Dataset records
════════════════════

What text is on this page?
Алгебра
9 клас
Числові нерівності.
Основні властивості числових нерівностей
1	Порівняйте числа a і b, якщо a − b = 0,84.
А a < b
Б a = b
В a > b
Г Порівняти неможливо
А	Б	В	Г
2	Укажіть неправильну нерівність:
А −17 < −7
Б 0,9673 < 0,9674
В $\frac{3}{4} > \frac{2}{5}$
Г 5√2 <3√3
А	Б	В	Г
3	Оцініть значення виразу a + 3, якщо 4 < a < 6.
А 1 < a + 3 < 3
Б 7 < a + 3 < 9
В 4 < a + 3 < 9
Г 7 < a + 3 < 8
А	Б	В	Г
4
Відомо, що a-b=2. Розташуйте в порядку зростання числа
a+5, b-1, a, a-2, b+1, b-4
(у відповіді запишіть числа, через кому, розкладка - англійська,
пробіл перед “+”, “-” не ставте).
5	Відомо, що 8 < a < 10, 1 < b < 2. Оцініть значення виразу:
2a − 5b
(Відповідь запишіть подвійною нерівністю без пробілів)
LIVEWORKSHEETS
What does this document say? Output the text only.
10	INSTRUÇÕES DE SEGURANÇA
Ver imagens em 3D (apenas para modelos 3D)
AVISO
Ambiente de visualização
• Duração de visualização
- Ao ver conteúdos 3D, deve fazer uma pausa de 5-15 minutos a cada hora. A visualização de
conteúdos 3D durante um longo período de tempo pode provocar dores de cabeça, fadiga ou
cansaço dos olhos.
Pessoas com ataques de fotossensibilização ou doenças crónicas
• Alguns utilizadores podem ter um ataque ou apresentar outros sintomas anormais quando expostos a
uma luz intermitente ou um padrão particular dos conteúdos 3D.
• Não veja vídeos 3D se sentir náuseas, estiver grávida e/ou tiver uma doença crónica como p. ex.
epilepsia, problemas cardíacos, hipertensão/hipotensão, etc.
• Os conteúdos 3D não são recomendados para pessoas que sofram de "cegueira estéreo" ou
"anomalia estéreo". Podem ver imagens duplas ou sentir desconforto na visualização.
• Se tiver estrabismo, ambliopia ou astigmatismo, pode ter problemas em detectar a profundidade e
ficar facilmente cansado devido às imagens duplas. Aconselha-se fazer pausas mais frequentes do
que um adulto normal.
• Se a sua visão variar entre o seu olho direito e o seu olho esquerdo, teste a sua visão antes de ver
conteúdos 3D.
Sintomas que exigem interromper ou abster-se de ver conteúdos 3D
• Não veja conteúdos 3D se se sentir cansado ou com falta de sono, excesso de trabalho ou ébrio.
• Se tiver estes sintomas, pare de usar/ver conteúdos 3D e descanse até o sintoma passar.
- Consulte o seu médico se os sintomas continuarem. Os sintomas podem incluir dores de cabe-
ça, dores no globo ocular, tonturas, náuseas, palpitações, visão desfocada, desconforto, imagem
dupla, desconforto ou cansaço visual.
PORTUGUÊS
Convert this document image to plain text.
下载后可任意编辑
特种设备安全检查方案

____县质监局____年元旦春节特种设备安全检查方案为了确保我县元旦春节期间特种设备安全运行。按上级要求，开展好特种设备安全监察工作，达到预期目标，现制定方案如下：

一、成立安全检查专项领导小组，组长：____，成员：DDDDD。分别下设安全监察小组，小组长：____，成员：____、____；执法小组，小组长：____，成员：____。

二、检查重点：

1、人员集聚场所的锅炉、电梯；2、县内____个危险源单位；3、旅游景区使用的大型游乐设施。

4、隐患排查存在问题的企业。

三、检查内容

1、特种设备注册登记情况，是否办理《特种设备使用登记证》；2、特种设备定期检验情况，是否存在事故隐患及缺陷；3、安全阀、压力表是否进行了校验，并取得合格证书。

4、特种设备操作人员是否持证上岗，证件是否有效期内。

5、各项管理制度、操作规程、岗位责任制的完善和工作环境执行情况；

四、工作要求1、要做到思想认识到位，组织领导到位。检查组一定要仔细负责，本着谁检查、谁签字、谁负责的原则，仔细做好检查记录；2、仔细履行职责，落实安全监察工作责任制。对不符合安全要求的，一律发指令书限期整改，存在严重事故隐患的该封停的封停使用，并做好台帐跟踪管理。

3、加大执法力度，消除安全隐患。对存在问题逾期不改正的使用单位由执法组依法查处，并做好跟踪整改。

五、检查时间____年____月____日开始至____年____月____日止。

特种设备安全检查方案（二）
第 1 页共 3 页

════════════════════

Quote each line above in full, word for word.

Task response:
What text is on this page?
Алгебра
9 клас
Числові нерівності.
Основні властивості числових нерівностей
1	Порівняйте числа a і b, якщо a − b = 0,84.
А a < b
Б a = b
В a > b
Г Порівняти неможливо
А	Б	В	Г
2	Укажіть неправильну нерівність:
А −17 < −7
Б 0,9673 < 0,9674
В $\frac{3}{4} > \frac{2}{5}$
Г 5√2 <3√3
А	Б	В	Г
3	Оцініть значення виразу a + 3, якщо 4 < a < 6.
А 1 < a + 3 < 3
Б 7 < a + 3 < 9
В 4 < a + 3 < 9
Г 7 < a + 3 < 8
А	Б	В	Г
4
Відомо, що a-b=2. Розташуйте в порядку зростання числа
a+5, b-1, a, a-2, b+1, b-4
(у відповіді запишіть числа, через кому, розкладка - англійська,
пробіл перед “+”, “-” не ставте).
5	Відомо, що 8 < a < 10, 1 < b < 2. Оцініть значення виразу:
2a − 5b
(Відповідь запишіть подвійною нерівністю без пробілів)
LIVEWORKSHEETS
What does this document say? Output the text only.
10	INSTRUÇÕES DE SEGURANÇA
Ver imagens em 3D (apenas para modelos 3D)
AVISO
Ambiente de visualização
• Duração de visualização
- Ao ver conteúdos 3D, deve fazer uma pausa de 5-15 minutos a cada hora. A visualização de
conteúdos 3D durante um longo período de tempo pode provocar dores de cabeça, fadiga ou
cansaço dos olhos.
Pessoas com ataques de fotossensibilização ou doenças crónicas
• Alguns utilizadores podem ter um ataque ou apresentar outros sintomas anormais quando expostos a
uma luz intermitente ou um padrão particular dos conteúdos 3D.
• Não veja vídeos 3D se sentir náuseas, estiver grávida e/ou tiver uma doença crónica como p. ex.
epilepsia, problemas cardíacos, hipertensão/hipotensão, etc.
• Os conteúdos 3D não são recomendados para pessoas que sofram de "cegueira estéreo" ou
"anomalia estéreo". Podem ver imagens duplas ou sentir desconforto na visualização.
• Se tiver estrabismo, ambliopia ou astigmatismo, pode ter problemas em detectar a profundidade e
ficar facilmente cansado devido às imagens duplas. Aconselha-se fazer pausas mais frequentes do
que um adulto normal.
• Se a sua visão variar entre o seu olho direito e o seu olho esquerdo, teste a sua visão antes de ver
conteúdos 3D.
Sintomas que exigem interromper ou abster-se de ver conteúdos 3D
• Não veja conteúdos 3D se se sentir cansado ou com falta de sono, excesso de trabalho ou ébrio.
• Se tiver estes sintomas, pare de usar/ver conteúdos 3D e descanse até o sintoma passar.
- Consulte o seu médico se os sintomas continuarem. Os sintomas podem incluir dores de cabe-
ça, dores no globo ocular, tonturas, náuseas, palpitações, visão desfocada, desconforto, imagem
dupla, desconforto ou cansaço visual.
PORTUGUÊS
Convert this document image to plain text.
下载后可任意编辑
特种设备安全检查方案

____县质监局____年元旦春节特种设备安全检查方案为了确保我县元旦春节期间特种设备安全运行。按上级要求，开展好特种设备安全监察工作，达到预期目标，现制定方案如下：

一、成立安全检查专项领导小组，组长：____，成员：DDDDD。分别下设安全监察小组，小组长：____，成员：____、____；执法小组，小组长：____，成员：____。

二、检查重点：

1、人员集聚场所的锅炉、电梯；2、县内____个危险源单位；3、旅游景区使用的大型游乐设施。

4、隐患排查存在问题的企业。

三、检查内容

1、特种设备注册登记情况，是否办理《特种设备使用登记证》；2、特种设备定期检验情况，是否存在事故隐患及缺陷；3、安全阀、压力表是否进行了校验，并取得合格证书。

4、特种设备操作人员是否持证上岗，证件是否有效期内。

5、各项管理制度、操作规程、岗位责任制的完善和工作环境执行情况；

四、工作要求1、要做到思想认识到位，组织领导到位。检查组一定要仔细负责，本着谁检查、谁签字、谁负责的原则，仔细做好检查记录；2、仔细履行职责，落实安全监察工作责任制。对不符合安全要求的，一律发指令书限期整改，存在严重事故隐患的该封停的封停使用，并做好台帐跟踪管理。

3、加大执法力度，消除安全隐患。对存在问题逾期不改正的使用单位由执法组依法查处，并做好跟踪整改。

五、检查时间____年____月____日开始至____年____月____日止。

特种设备安全检查方案（二）
第 1 页共 3 页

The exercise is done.